> [課題文 1]
エントリの先頭の行から「group-name: AIA Digital」を含む行までを、両端の行も含めて一字一句変えずに書き写してください。

....................

太田尚宏著『幕府代官伊奈氏と江戸周辺地域』

評者:和泉 清司
「日本歴史」767(2012.4)

 本書の構成は第一部「幕府代官伊奈氏の基礎的研究」として第一章「『関東郡代』の呼称と職制」、第二章「幕府代官伊奈氏の歴史的性格」、第三章「伊奈氏の貸付金政策と家中騒動」、第二部「江戸幕府の地域編成と伊奈氏」として第四章「江戸城『御菜御肴』上納制度と代官伊奈氏」、第五章「御鷹野御用組合の形成・展開と地域」、第六章「享保改革期における『御場掛』の活動と植樹政策」の二部、六章構成となっている。

....................

> [課題文 2]
書評から、「太田尚宏著『幕府代官伊奈氏と江戸周辺地域』」を含む語句で始まり「二部、六章構成となっている。」で終わる部分を、一字一句変えずに抜き出すこと。

データセット項目:
....................

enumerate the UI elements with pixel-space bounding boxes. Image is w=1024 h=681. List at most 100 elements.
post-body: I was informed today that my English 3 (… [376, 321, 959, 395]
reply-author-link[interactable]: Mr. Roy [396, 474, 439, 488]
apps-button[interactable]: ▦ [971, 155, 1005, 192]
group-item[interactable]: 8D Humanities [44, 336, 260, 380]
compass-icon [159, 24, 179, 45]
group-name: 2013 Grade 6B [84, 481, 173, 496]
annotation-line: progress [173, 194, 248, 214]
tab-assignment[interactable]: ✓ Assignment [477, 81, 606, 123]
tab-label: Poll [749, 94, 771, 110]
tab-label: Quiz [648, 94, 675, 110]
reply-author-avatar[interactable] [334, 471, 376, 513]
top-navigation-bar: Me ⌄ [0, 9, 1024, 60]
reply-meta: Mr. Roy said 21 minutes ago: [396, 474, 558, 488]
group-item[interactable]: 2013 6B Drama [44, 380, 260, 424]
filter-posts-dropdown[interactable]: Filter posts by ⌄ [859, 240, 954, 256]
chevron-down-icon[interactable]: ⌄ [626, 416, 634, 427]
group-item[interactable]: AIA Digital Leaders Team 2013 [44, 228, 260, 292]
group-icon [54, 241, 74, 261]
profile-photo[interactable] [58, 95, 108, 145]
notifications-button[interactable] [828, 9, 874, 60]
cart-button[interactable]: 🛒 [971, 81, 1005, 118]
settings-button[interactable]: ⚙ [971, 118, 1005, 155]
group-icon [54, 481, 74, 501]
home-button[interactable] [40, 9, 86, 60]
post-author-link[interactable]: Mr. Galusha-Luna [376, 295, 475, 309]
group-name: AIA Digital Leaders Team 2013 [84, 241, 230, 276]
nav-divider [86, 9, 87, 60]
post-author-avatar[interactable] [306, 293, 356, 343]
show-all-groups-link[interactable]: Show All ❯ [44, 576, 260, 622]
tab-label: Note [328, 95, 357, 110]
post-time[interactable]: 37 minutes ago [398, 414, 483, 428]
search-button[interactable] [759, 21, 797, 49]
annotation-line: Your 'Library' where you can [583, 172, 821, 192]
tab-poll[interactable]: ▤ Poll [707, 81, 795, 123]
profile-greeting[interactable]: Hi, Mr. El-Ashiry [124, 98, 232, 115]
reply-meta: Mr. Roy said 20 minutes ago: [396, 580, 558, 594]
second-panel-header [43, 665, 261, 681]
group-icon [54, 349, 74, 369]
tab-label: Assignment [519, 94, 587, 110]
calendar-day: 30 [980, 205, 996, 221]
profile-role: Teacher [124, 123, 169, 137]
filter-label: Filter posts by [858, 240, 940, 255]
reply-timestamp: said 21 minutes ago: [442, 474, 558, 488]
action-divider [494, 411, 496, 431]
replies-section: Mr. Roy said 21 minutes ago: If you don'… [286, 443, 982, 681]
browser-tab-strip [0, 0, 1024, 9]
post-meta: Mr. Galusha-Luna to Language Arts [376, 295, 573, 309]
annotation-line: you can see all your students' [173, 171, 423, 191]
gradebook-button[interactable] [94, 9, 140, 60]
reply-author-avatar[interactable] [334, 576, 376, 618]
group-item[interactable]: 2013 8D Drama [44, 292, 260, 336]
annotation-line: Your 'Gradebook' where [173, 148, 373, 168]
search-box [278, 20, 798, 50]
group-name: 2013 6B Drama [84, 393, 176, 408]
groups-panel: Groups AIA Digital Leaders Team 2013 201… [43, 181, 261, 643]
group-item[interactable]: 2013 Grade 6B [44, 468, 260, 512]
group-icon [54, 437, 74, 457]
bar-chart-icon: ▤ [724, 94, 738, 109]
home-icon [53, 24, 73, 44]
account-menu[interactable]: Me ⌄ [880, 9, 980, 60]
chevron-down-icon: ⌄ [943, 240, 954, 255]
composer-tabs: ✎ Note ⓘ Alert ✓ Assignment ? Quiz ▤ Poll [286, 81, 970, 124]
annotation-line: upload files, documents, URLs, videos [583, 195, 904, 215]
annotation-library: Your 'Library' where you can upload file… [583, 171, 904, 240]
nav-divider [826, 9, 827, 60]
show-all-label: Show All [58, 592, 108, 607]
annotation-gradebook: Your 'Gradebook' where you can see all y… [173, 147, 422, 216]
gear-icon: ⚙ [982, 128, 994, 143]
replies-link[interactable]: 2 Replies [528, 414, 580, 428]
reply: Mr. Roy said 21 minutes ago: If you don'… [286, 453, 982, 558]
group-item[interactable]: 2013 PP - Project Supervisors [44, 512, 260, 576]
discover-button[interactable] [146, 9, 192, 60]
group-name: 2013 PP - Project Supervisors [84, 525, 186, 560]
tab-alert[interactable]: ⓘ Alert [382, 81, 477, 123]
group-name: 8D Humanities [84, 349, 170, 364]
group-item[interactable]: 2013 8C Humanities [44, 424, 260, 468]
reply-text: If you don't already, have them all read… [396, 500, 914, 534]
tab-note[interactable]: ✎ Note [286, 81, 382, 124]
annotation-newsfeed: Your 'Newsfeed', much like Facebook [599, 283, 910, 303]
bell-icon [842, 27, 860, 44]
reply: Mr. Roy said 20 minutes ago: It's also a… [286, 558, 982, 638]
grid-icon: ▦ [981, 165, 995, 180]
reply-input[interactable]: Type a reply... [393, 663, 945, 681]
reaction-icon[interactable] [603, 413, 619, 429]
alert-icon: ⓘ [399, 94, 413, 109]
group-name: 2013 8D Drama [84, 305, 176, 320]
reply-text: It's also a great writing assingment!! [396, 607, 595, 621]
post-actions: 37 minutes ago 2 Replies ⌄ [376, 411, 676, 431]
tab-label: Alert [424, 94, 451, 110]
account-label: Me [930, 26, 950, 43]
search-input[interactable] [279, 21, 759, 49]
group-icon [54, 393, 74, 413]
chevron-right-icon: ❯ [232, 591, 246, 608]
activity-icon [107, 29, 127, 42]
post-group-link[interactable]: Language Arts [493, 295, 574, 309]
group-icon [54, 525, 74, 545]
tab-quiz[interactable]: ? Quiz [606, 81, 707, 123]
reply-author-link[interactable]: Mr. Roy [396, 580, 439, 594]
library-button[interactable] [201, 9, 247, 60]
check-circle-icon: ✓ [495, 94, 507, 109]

....................

> [解答文 1]
enumerate the UI elements with pixel-space bounding boxes. Image is w=1024 h=681. List at most 100 elements.
post-body: I was informed today that my English 3 (… [376, 321, 959, 395]
reply-author-link[interactable]: Mr. Roy [396, 474, 439, 488]
apps-button[interactable]: ▦ [971, 155, 1005, 192]
group-item[interactable]: 8D Humanities [44, 336, 260, 380]
compass-icon [159, 24, 179, 45]
group-name: 2013 Grade 6B [84, 481, 173, 496]
annotation-line: progress [173, 194, 248, 214]
tab-assignment[interactable]: ✓ Assignment [477, 81, 606, 123]
tab-label: Poll [749, 94, 771, 110]
tab-label: Quiz [648, 94, 675, 110]
reply-author-avatar[interactable] [334, 471, 376, 513]
top-navigation-bar: Me ⌄ [0, 9, 1024, 60]
reply-meta: Mr. Roy said 21 minutes ago: [396, 474, 558, 488]
group-item[interactable]: 2013 6B Drama [44, 380, 260, 424]
filter-posts-dropdown[interactable]: Filter posts by ⌄ [859, 240, 954, 256]
chevron-down-icon[interactable]: ⌄ [626, 416, 634, 427]
group-item[interactable]: AIA Digital Leaders Team 2013 [44, 228, 260, 292]
group-icon [54, 241, 74, 261]
profile-photo[interactable] [58, 95, 108, 145]
notifications-button[interactable] [828, 9, 874, 60]
cart-button[interactable]: 🛒 [971, 81, 1005, 118]
settings-button[interactable]: ⚙ [971, 118, 1005, 155]
group-icon [54, 481, 74, 501]
home-button[interactable] [40, 9, 86, 60]
post-author-link[interactable]: Mr. Galusha-Luna [376, 295, 475, 309]
group-name: AIA Digital Leaders Team 2013 [84, 241, 230, 276]

> [解答文 2]
太田尚宏著『幕府代官伊奈氏と江戸周辺地域』

評者:和泉 清司
「日本歴史」767(2012.4)

 本書の構成は第一部「幕府代官伊奈氏の基礎的研究」として第一章「『関東郡代』の呼称と職制」、第二章「幕府代官伊奈氏の歴史的性格」、第三章「伊奈氏の貸付金政策と家中騒動」、第二部「江戸幕府の地域編成と伊奈氏」として第四章「江戸城『御菜御肴』上納制度と代官伊奈氏」、第五章「御鷹野御用組合の形成・展開と地域」、第六章「享保改革期における『御場掛』の活動と植樹政策」の二部、六章構成となっている。